- [What the task asks] Without omitting anything, return the records precisely as given.

________________

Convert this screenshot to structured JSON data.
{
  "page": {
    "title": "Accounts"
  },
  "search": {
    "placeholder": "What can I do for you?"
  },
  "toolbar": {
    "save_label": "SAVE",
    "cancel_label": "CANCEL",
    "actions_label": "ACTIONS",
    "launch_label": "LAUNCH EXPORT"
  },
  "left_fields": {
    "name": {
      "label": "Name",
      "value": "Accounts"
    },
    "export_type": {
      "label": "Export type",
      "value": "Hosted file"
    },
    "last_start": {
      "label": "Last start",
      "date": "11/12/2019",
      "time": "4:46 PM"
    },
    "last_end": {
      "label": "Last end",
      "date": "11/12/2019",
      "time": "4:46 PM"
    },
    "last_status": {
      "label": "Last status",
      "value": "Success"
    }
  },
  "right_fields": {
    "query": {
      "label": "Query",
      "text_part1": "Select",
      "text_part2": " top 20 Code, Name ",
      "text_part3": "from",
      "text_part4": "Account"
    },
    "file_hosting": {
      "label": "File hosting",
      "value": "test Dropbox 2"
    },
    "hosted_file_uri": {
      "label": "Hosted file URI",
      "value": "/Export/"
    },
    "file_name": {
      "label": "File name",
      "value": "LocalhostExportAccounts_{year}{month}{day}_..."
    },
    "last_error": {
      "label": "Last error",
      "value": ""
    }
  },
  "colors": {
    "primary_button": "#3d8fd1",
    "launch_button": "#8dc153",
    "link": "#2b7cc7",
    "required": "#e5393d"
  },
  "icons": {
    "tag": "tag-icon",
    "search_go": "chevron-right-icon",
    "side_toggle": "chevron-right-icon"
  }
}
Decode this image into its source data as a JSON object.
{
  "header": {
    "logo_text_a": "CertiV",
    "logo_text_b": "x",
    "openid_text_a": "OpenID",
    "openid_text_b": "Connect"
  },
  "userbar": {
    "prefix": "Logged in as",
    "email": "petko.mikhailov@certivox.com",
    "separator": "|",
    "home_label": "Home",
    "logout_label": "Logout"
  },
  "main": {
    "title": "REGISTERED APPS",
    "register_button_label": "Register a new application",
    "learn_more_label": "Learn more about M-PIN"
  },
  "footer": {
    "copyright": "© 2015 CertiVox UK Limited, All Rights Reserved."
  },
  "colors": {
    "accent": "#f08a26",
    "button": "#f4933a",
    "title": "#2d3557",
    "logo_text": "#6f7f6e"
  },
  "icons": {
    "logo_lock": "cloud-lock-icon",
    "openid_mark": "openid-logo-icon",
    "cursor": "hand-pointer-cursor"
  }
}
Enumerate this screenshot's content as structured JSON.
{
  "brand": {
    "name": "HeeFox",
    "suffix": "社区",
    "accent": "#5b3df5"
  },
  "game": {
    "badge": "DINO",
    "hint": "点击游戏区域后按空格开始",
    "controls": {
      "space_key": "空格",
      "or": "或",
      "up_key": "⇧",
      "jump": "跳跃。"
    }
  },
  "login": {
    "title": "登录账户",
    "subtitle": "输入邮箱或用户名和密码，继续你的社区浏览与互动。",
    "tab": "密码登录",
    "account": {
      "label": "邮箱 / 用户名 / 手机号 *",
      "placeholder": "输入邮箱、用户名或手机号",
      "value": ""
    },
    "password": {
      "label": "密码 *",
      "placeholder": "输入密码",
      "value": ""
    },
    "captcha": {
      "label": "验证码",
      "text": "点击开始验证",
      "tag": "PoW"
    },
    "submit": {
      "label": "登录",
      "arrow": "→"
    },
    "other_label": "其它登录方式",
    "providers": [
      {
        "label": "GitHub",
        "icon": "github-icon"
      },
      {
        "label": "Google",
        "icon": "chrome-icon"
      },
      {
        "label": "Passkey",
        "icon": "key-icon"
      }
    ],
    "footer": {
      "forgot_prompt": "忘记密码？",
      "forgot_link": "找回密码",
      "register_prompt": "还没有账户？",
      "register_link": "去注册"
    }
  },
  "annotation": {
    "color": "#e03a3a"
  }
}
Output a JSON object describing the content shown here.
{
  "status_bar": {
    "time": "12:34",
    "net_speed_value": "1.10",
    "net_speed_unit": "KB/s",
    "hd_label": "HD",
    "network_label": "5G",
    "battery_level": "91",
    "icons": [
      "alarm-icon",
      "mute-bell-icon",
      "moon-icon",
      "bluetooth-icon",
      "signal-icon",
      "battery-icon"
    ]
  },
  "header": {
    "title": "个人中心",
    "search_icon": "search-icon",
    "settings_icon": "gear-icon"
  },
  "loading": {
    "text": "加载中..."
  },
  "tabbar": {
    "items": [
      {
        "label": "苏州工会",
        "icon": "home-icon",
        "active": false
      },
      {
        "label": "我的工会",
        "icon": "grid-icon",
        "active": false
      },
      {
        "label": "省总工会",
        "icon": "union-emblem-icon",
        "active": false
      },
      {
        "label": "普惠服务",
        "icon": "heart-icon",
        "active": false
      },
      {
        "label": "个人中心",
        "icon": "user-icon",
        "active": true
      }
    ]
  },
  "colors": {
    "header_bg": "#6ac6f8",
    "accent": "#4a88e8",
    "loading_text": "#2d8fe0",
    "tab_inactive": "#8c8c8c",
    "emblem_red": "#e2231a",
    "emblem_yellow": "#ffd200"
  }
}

________________

- [Output]
Convert this screenshot to structured JSON data.
{
  "page": {
    "title": "Accounts"
  },
  "search": {
    "placeholder": "What can I do for you?"
  },
  "toolbar": {
    "save_label": "SAVE",
    "cancel_label": "CANCEL",
    "actions_label": "ACTIONS",
    "launch_label": "LAUNCH EXPORT"
  },
  "left_fields": {
    "name": {
      "label": "Name",
      "value": "Accounts"
    },
    "export_type": {
      "label": "Export type",
      "value": "Hosted file"
    },
    "last_start": {
      "label": "Last start",
      "date": "11/12/2019",
      "time": "4:46 PM"
    },
    "last_end": {
      "label": "Last end",
      "date": "11/12/2019",
      "time": "4:46 PM"
    },
    "last_status": {
      "label": "Last status",
      "value": "Success"
    }
  },
  "right_fields": {
    "query": {
      "label": "Query",
      "text_part1": "Select",
      "text_part2": " top 20 Code, Name ",
      "text_part3": "from",
      "text_part4": "Account"
    },
    "file_hosting": {
      "label": "File hosting",
      "value": "test Dropbox 2"
    },
    "hosted_file_uri": {
      "label": "Hosted file URI",
      "value": "/Export/"
    },
    "file_name": {
      "label": "File name",
      "value": "LocalhostExportAccounts_{year}{month}{day}_..."
    },
    "last_error": {
      "label": "Last error",
      "value": ""
    }
  },
  "colors": {
    "primary_button": "#3d8fd1",
    "launch_button": "#8dc153",
    "link": "#2b7cc7",
    "required": "#e5393d"
  },
  "icons": {
    "tag": "tag-icon",
    "search_go": "chevron-right-icon",
    "side_toggle": "chevron-right-icon"
  }
}
Decode this image into its source data as a JSON object.
{
  "header": {
    "logo_text_a": "CertiV",
    "logo_text_b": "x",
    "openid_text_a": "OpenID",
    "openid_text_b": "Connect"
  },
  "userbar": {
    "prefix": "Logged in as",
    "email": "petko.mikhailov@certivox.com",
    "separator": "|",
    "home_label": "Home",
    "logout_label": "Logout"
  },
  "main": {
    "title": "REGISTERED APPS",
    "register_button_label": "Register a new application",
    "learn_more_label": "Learn more about M-PIN"
  },
  "footer": {
    "copyright": "© 2015 CertiVox UK Limited, All Rights Reserved."
  },
  "colors": {
    "accent": "#f08a26",
    "button": "#f4933a",
    "title": "#2d3557",
    "logo_text": "#6f7f6e"
  },
  "icons": {
    "logo_lock": "cloud-lock-icon",
    "openid_mark": "openid-logo-icon",
    "cursor": "hand-pointer-cursor"
  }
}
Enumerate this screenshot's content as structured JSON.
{
  "brand": {
    "name": "HeeFox",
    "suffix": "社区",
    "accent": "#5b3df5"
  },
  "game": {
    "badge": "DINO",
    "hint": "点击游戏区域后按空格开始",
    "controls": {
      "space_key": "空格",
      "or": "或",
      "up_key": "⇧",
      "jump": "跳跃。"
    }
  },
  "login": {
    "title": "登录账户",
    "subtitle": "输入邮箱或用户名和密码，继续你的社区浏览与互动。",
    "tab": "密码登录",
    "account": {
      "label": "邮箱 / 用户名 / 手机号 *",
      "placeholder": "输入邮箱、用户名或手机号",
      "value": ""
    },
    "password": {
      "label": "密码 *",
      "placeholder": "输入密码",
      "value": ""
    },
    "captcha": {
      "label": "验证码",
      "text": "点击开始验证",
      "tag": "PoW"
    },
    "submit": {
      "label": "登录",
      "arrow": "→"
    },
    "other_label": "其它登录方式",
    "providers": [
      {
        "label": "GitHub",
        "icon": "github-icon"
      },
      {
        "label": "Google",
        "icon": "chrome-icon"
      },
      {
        "label": "Passkey",
        "icon": "key-icon"
      }
    ],
    "footer": {
      "forgot_prompt": "忘记密码？",
      "forgot_link": "找回密码",
      "register_prompt": "还没有账户？",
      "register_link": "去注册"
    }
  },
  "annotation": {
    "color": "#e03a3a"
  }
}
Output a JSON object describing the content shown here.
{
  "status_bar": {
    "time": "12:34",
    "net_speed_value": "1.10",
    "net_speed_unit": "KB/s",
    "hd_label": "HD",
    "network_label": "5G",
    "battery_level": "91",
    "icons": [
      "alarm-icon",
      "mute-bell-icon",
      "moon-icon",
      "bluetooth-icon",
      "signal-icon",
      "battery-icon"
    ]
  },
  "header": {
    "title": "个人中心",
    "search_icon": "search-icon",
    "settings_icon": "gear-icon"
  },
  "loading": {
    "text": "加载中..."
  },
  "tabbar": {
    "items": [
      {
        "label": "苏州工会",
        "icon": "home-icon",
        "active": false
      },
      {
        "label": "我的工会",
        "icon": "grid-icon",
        "active": false
      },
      {
        "label": "省总工会",
        "icon": "union-emblem-icon",
        "active": false
      },
      {
        "label": "普惠服务",
        "icon": "heart-icon",
        "active": false
      },
      {
        "label": "个人中心",
        "icon": "user-icon",
        "active": true
      }
    ]
  },
  "colors": {
    "header_bg": "#6ac6f8",
    "accent": "#4a88e8",
    "loading_text": "#2d8fe0",
    "tab_inactive": "#8c8c8c",
    "emblem_red": "#e2231a",
    "emblem_yellow": "#ffd200"
  }
}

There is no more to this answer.